╭──

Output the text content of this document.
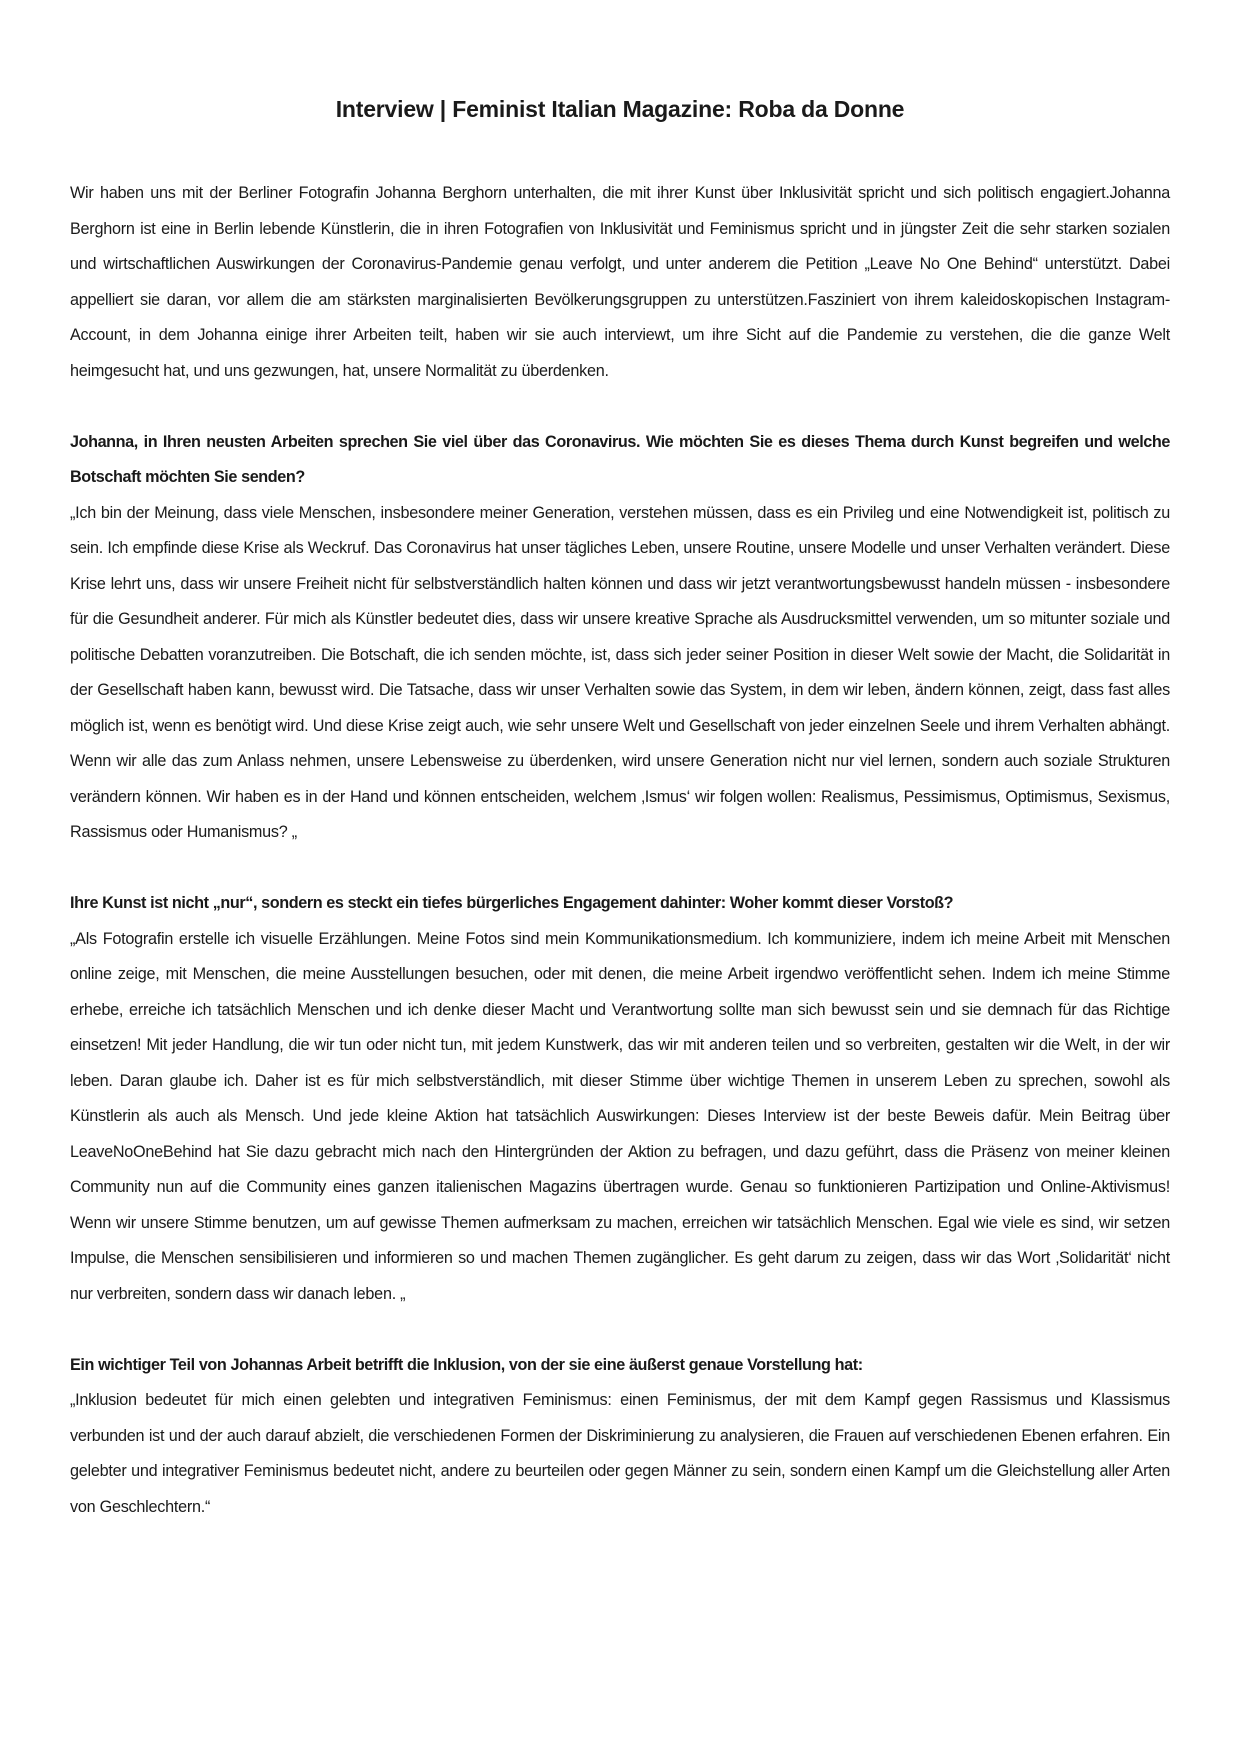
Interview | Feminist Italian Magazine: Roba da Donne

Wir haben uns mit der Berliner Fotografin Johanna Berghorn unterhalten, die mit ihrer Kunst über Inklusivität spricht und sich politisch engagiert.Johanna Berghorn ist eine in Berlin lebende Künstlerin, die in ihren Fotografien von Inklusivität und Feminismus spricht und in jüngster Zeit die sehr starken sozialen und wirtschaftlichen Auswirkungen der Coronavirus-Pandemie genau verfolgt, und unter anderem die Petition „Leave No One Behind“ unterstützt. Dabei appelliert sie daran, vor allem die am stärksten marginalisierten Bevölkerungsgruppen zu unterstützen.Fasziniert von ihrem kaleidoskopischen Instagram-Account, in dem Johanna einige ihrer Arbeiten teilt, haben wir sie auch interviewt, um ihre Sicht auf die Pandemie zu verstehen, die die ganze Welt heimgesucht hat, und uns gezwungen, hat, unsere Normalität zu überdenken.

Johanna, in Ihren neusten Arbeiten sprechen Sie viel über das Coronavirus. Wie möchten Sie es dieses Thema durch Kunst begreifen und welche Botschaft möchten Sie senden?

„Ich bin der Meinung, dass viele Menschen, insbesondere meiner Generation, verstehen müssen, dass es ein Privileg und eine Notwendigkeit ist, politisch zu sein. Ich empfinde diese Krise als Weckruf. Das Coronavirus hat unser tägliches Leben, unsere Routine, unsere Modelle und unser Verhalten verändert. Diese Krise lehrt uns, dass wir unsere Freiheit nicht für selbstverständlich halten können und dass wir jetzt verantwortungsbewusst handeln müssen - insbesondere für die Gesundheit anderer. Für mich als Künstler bedeutet dies, dass wir unsere kreative Sprache als Ausdrucksmittel verwenden, um so mitunter soziale und politische Debatten voranzutreiben. Die Botschaft, die ich senden möchte, ist, dass sich jeder seiner Position in dieser Welt sowie der Macht, die Solidarität in der Gesellschaft haben kann, bewusst wird. Die Tatsache, dass wir unser Verhalten sowie das System, in dem wir leben, ändern können, zeigt, dass fast alles möglich ist, wenn es benötigt wird. Und diese Krise zeigt auch, wie sehr unsere Welt und Gesellschaft von jeder einzelnen Seele und ihrem Verhalten abhängt. Wenn wir alle das zum Anlass nehmen, unsere Lebensweise zu überdenken, wird unsere Generation nicht nur viel lernen, sondern auch soziale Strukturen verändern können. Wir haben es in der Hand und können entscheiden, welchem ‚Ismus‘ wir folgen wollen: Realismus, Pessimismus, Optimismus, Sexismus, Rassismus oder Humanismus? „

Ihre Kunst ist nicht „nur“, sondern es steckt ein tiefes bürgerliches Engagement dahinter: Woher kommt dieser Vorstoß?

„Als Fotografin erstelle ich visuelle Erzählungen. Meine Fotos sind mein Kommunikationsmedium. Ich kommuniziere, indem ich meine Arbeit mit Menschen online zeige, mit Menschen, die meine Ausstellungen besuchen, oder mit denen, die meine Arbeit irgendwo veröffentlicht sehen. Indem ich meine Stimme erhebe, erreiche ich tatsächlich Menschen und ich denke dieser Macht und Verantwortung sollte man sich bewusst sein und sie demnach für das Richtige einsetzen! Mit jeder Handlung, die wir tun oder nicht tun, mit jedem Kunstwerk, das wir mit anderen teilen und so verbreiten, gestalten wir die Welt, in der wir leben. Daran glaube ich. Daher ist es für mich selbstverständlich, mit dieser Stimme über wichtige Themen in unserem Leben zu sprechen, sowohl als Künstlerin als auch als Mensch. Und jede kleine Aktion hat tatsächlich Auswirkungen: Dieses Interview ist der beste Beweis dafür. Mein Beitrag über LeaveNoOneBehind hat Sie dazu gebracht mich nach den Hintergründen der Aktion zu befragen, und dazu geführt, dass die Präsenz von meiner kleinen Community nun auf die Community eines ganzen italienischen Magazins übertragen wurde. Genau so funktionieren Partizipation und Online-Aktivismus! Wenn wir unsere Stimme benutzen, um auf gewisse Themen aufmerksam zu machen, erreichen wir tatsächlich Menschen. Egal wie viele es sind, wir setzen Impulse, die Menschen sensibilisieren und informieren so und machen Themen zugänglicher. Es geht darum zu zeigen, dass wir das Wort ‚Solidarität‘ nicht nur verbreiten, sondern dass wir danach leben. „

Ein wichtiger Teil von Johannas Arbeit betrifft die Inklusion, von der sie eine äußerst genaue Vorstellung hat:

„Inklusion bedeutet für mich einen gelebten und integrativen Feminismus: einen Feminismus, der mit dem Kampf gegen Rassismus und Klassismus verbunden ist und der auch darauf abzielt, die verschiedenen Formen der Diskriminierung zu analysieren, die Frauen auf verschiedenen Ebenen erfahren. Ein gelebter und integrativer Feminismus bedeutet nicht, andere zu beurteilen oder gegen Männer zu sein, sondern einen Kampf um die Gleichstellung aller Arten von Geschlechtern.“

╰──

* Work to complete *
You are asked to reproduce each line above exactly, but to exclude the pictures.

* Output for this task *
Output the text content of this document.
Interview | Feminist Italian Magazine: Roba da Donne

Wir haben uns mit der Berliner Fotografin Johanna Berghorn unterhalten, die mit ihrer Kunst über Inklusivität spricht und sich politisch engagiert.Johanna Berghorn ist eine in Berlin lebende Künstlerin, die in ihren Fotografien von Inklusivität und Feminismus spricht und in jüngster Zeit die sehr starken sozialen und wirtschaftlichen Auswirkungen der Coronavirus-Pandemie genau verfolgt, und unter anderem die Petition „Leave No One Behind“ unterstützt. Dabei appelliert sie daran, vor allem die am stärksten marginalisierten Bevölkerungsgruppen zu unterstützen.Fasziniert von ihrem kaleidoskopischen Instagram-Account, in dem Johanna einige ihrer Arbeiten teilt, haben wir sie auch interviewt, um ihre Sicht auf die Pandemie zu verstehen, die die ganze Welt heimgesucht hat, und uns gezwungen, hat, unsere Normalität zu überdenken.

Johanna, in Ihren neusten Arbeiten sprechen Sie viel über das Coronavirus. Wie möchten Sie es dieses Thema durch Kunst begreifen und welche Botschaft möchten Sie senden?

„Ich bin der Meinung, dass viele Menschen, insbesondere meiner Generation, verstehen müssen, dass es ein Privileg und eine Notwendigkeit ist, politisch zu sein. Ich empfinde diese Krise als Weckruf. Das Coronavirus hat unser tägliches Leben, unsere Routine, unsere Modelle und unser Verhalten verändert. Diese Krise lehrt uns, dass wir unsere Freiheit nicht für selbstverständlich halten können und dass wir jetzt verantwortungsbewusst handeln müssen - insbesondere für die Gesundheit anderer. Für mich als Künstler bedeutet dies, dass wir unsere kreative Sprache als Ausdrucksmittel verwenden, um so mitunter soziale und politische Debatten voranzutreiben. Die Botschaft, die ich senden möchte, ist, dass sich jeder seiner Position in dieser Welt sowie der Macht, die Solidarität in der Gesellschaft haben kann, bewusst wird. Die Tatsache, dass wir unser Verhalten sowie das System, in dem wir leben, ändern können, zeigt, dass fast alles möglich ist, wenn es benötigt wird. Und diese Krise zeigt auch, wie sehr unsere Welt und Gesellschaft von jeder einzelnen Seele und ihrem Verhalten abhängt. Wenn wir alle das zum Anlass nehmen, unsere Lebensweise zu überdenken, wird unsere Generation nicht nur viel lernen, sondern auch soziale Strukturen verändern können. Wir haben es in der Hand und können entscheiden, welchem ‚Ismus‘ wir folgen wollen: Realismus, Pessimismus, Optimismus, Sexismus, Rassismus oder Humanismus? „

Ihre Kunst ist nicht „nur“, sondern es steckt ein tiefes bürgerliches Engagement dahinter: Woher kommt dieser Vorstoß?

„Als Fotografin erstelle ich visuelle Erzählungen. Meine Fotos sind mein Kommunikationsmedium. Ich kommuniziere, indem ich meine Arbeit mit Menschen online zeige, mit Menschen, die meine Ausstellungen besuchen, oder mit denen, die meine Arbeit irgendwo veröffentlicht sehen. Indem ich meine Stimme erhebe, erreiche ich tatsächlich Menschen und ich denke dieser Macht und Verantwortung sollte man sich bewusst sein und sie demnach für das Richtige einsetzen! Mit jeder Handlung, die wir tun oder nicht tun, mit jedem Kunstwerk, das wir mit anderen teilen und so verbreiten, gestalten wir die Welt, in der wir leben. Daran glaube ich. Daher ist es für mich selbstverständlich, mit dieser Stimme über wichtige Themen in unserem Leben zu sprechen, sowohl als Künstlerin als auch als Mensch. Und jede kleine Aktion hat tatsächlich Auswirkungen: Dieses Interview ist der beste Beweis dafür. Mein Beitrag über LeaveNoOneBehind hat Sie dazu gebracht mich nach den Hintergründen der Aktion zu befragen, und dazu geführt, dass die Präsenz von meiner kleinen Community nun auf die Community eines ganzen italienischen Magazins übertragen wurde. Genau so funktionieren Partizipation und Online-Aktivismus! Wenn wir unsere Stimme benutzen, um auf gewisse Themen aufmerksam zu machen, erreichen wir tatsächlich Menschen. Egal wie viele es sind, wir setzen Impulse, die Menschen sensibilisieren und informieren so und machen Themen zugänglicher. Es geht darum zu zeigen, dass wir das Wort ‚Solidarität‘ nicht nur verbreiten, sondern dass wir danach leben. „

Ein wichtiger Teil von Johannas Arbeit betrifft die Inklusion, von der sie eine äußerst genaue Vorstellung hat:

„Inklusion bedeutet für mich einen gelebten und integrativen Feminismus: einen Feminismus, der mit dem Kampf gegen Rassismus und Klassismus verbunden ist und der auch darauf abzielt, die verschiedenen Formen der Diskriminierung zu analysieren, die Frauen auf verschiedenen Ebenen erfahren. Ein gelebter und integrativer Feminismus bedeutet nicht, andere zu beurteilen oder gegen Männer zu sein, sondern einen Kampf um die Gleichstellung aller Arten von Geschlechtern.“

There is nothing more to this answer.